Exercise inputs
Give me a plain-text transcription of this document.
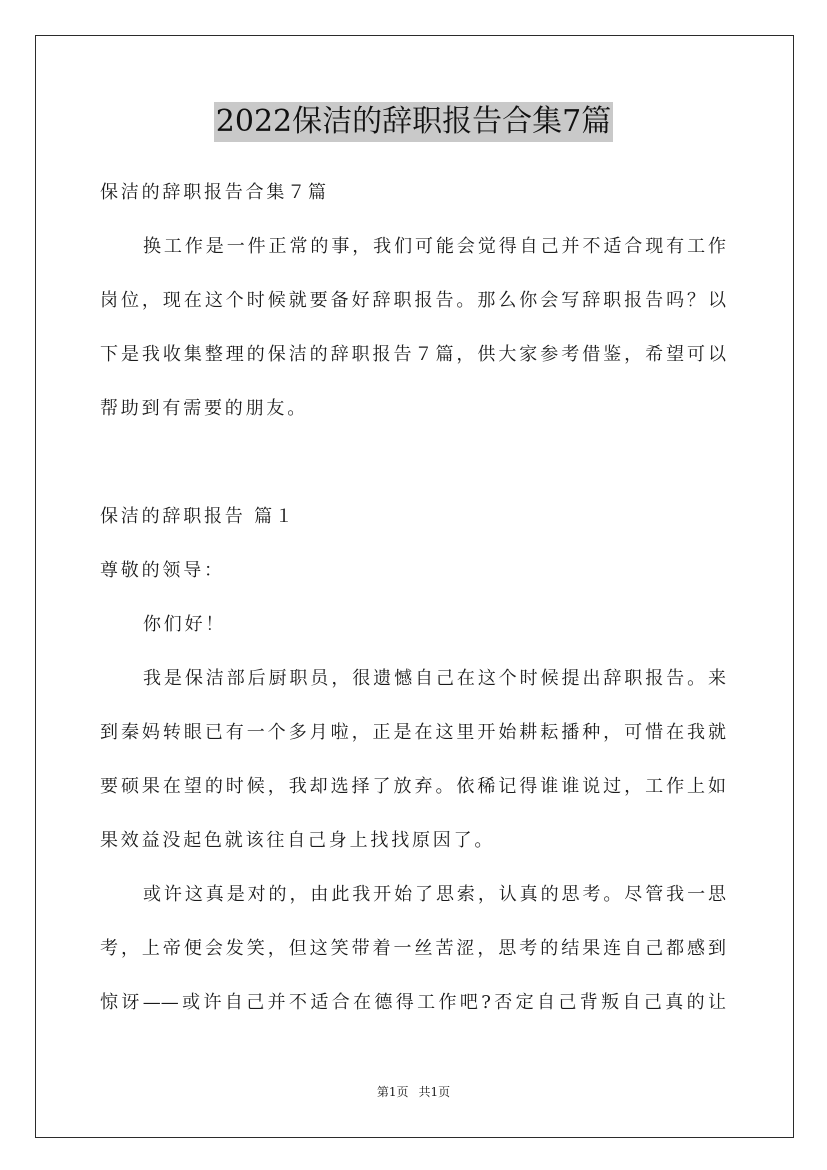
2022保洁的辞职报告合集7篇
保洁的辞职报告合集７篇
换工作是一件正常的事，我们可能会觉得自己并不适合现有工作
岗位，现在这个时候就要备好辞职报告。那么你会写辞职报告吗？以
下是我收集整理的保洁的辞职报告７篇，供大家参考借鉴，希望可以
帮助到有需要的朋友。
保洁的辞职报告 篇１
尊敬的领导：
你们好！
我是保洁部后厨职员，很遗憾自己在这个时候提出辞职报告。来
到秦妈转眼已有一个多月啦，正是在这里开始耕耘播种，可惜在我就
要硕果在望的时候，我却选择了放弃。依稀记得谁谁说过，工作上如
果效益没起色就该往自己身上找找原因了。
或许这真是对的，由此我开始了思索，认真的思考。尽管我一思
考，上帝便会发笑，但这笑带着一丝苦涩，思考的结果连自己都感到
惊讶——或许自己并不适合在德得工作吧?否定自己背叛自己真的让
第1页 共1页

Direction
Copy the records above exactly, leaving out every picture.

Correct output
Give me a plain-text transcription of this document.
2022保洁的辞职报告合集7篇
保洁的辞职报告合集７篇
换工作是一件正常的事，我们可能会觉得自己并不适合现有工作
岗位，现在这个时候就要备好辞职报告。那么你会写辞职报告吗？以
下是我收集整理的保洁的辞职报告７篇，供大家参考借鉴，希望可以
帮助到有需要的朋友。
保洁的辞职报告 篇１
尊敬的领导：
你们好！
我是保洁部后厨职员，很遗憾自己在这个时候提出辞职报告。来
到秦妈转眼已有一个多月啦，正是在这里开始耕耘播种，可惜在我就
要硕果在望的时候，我却选择了放弃。依稀记得谁谁说过，工作上如
果效益没起色就该往自己身上找找原因了。
或许这真是对的，由此我开始了思索，认真的思考。尽管我一思
考，上帝便会发笑，但这笑带着一丝苦涩，思考的结果连自己都感到
惊讶——或许自己并不适合在德得工作吧?否定自己背叛自己真的让
第1页 共1页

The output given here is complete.